» SHORT EXERCISE:
Restate the data below word for word. Skip any images it contains.

Start of MATERIAL TO PROCESS

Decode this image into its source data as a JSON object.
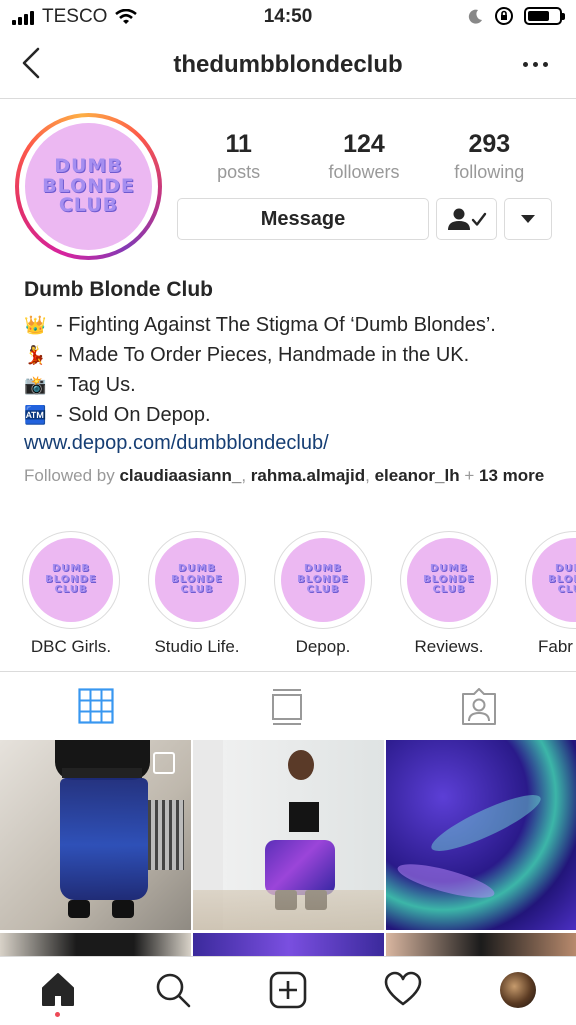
{
  "status_bar": {
    "carrier": "TESCO",
    "time": "14:50",
    "battery_level": 0.7
  },
  "nav": {
    "title": "thedumbblondeclub"
  },
  "profile": {
    "logo_text": [
      "DUMB",
      "BLONDE",
      "CLUB"
    ],
    "stats": [
      {
        "num": "11",
        "label": "posts"
      },
      {
        "num": "124",
        "label": "followers"
      },
      {
        "num": "293",
        "label": "following"
      }
    ],
    "message_label": "Message"
  },
  "bio": {
    "name": "Dumb Blonde Club",
    "lines": [
      {
        "emoji": "👑",
        "text": "- Fighting Against The Stigma Of ‘Dumb Blondes’."
      },
      {
        "emoji": "💃",
        "text": "- Made To Order Pieces, Handmade in the UK."
      },
      {
        "emoji": "📸",
        "text": "- Tag Us."
      },
      {
        "emoji": "🏧",
        "text": "- Sold On Depop."
      }
    ],
    "link": "www.depop.com/dumbblondeclub/",
    "followed_prefix": "Followed by ",
    "followed_users": [
      "claudiaasiann_",
      "rahma.almajid",
      "eleanor_lh"
    ],
    "followed_sep": ", ",
    "followed_plus": " + ",
    "followed_more": "13 more"
  },
  "highlights": [
    {
      "label": "DBC Girls."
    },
    {
      "label": "Studio Life."
    },
    {
      "label": "Depop."
    },
    {
      "label": "Reviews."
    },
    {
      "label": "Fabr"
    }
  ],
  "colors": {
    "accent": "#3897f0",
    "link": "#163e74",
    "logo_bg": "#ecb8f2",
    "logo_text": "#a58ef0",
    "notification": "#ed4956"
  }
}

End of MATERIAL TO PROCESS

» RESULT FOR THIS TASK:
Decode this image into its source data as a JSON object.
{
  "status_bar": {
    "carrier": "TESCO",
    "time": "14:50",
    "battery_level": 0.7
  },
  "nav": {
    "title": "thedumbblondeclub"
  },
  "profile": {
    "logo_text": [
      "DUMB",
      "BLONDE",
      "CLUB"
    ],
    "stats": [
      {
        "num": "11",
        "label": "posts"
      },
      {
        "num": "124",
        "label": "followers"
      },
      {
        "num": "293",
        "label": "following"
      }
    ],
    "message_label": "Message"
  },
  "bio": {
    "name": "Dumb Blonde Club",
    "lines": [
      {
        "emoji": "👑",
        "text": "- Fighting Against The Stigma Of ‘Dumb Blondes’."
      },
      {
        "emoji": "💃",
        "text": "- Made To Order Pieces, Handmade in the UK."
      },
      {
        "emoji": "📸",
        "text": "- Tag Us."
      },
      {
        "emoji": "🏧",
        "text": "- Sold On Depop."
      }
    ],
    "link": "www.depop.com/dumbblondeclub/",
    "followed_prefix": "Followed by ",
    "followed_users": [
      "claudiaasiann_",
      "rahma.almajid",
      "eleanor_lh"
    ],
    "followed_sep": ", ",
    "followed_plus": " + ",
    "followed_more": "13 more"
  },
  "highlights": [
    {
      "label": "DBC Girls."
    },
    {
      "label": "Studio Life."
    },
    {
      "label": "Depop."
    },
    {
      "label": "Reviews."
    },
    {
      "label": "Fabr"
    }
  ],
  "colors": {
    "accent": "#3897f0",
    "link": "#163e74",
    "logo_bg": "#ecb8f2",
    "logo_text": "#a58ef0",
    "notification": "#ed4956"
  }
}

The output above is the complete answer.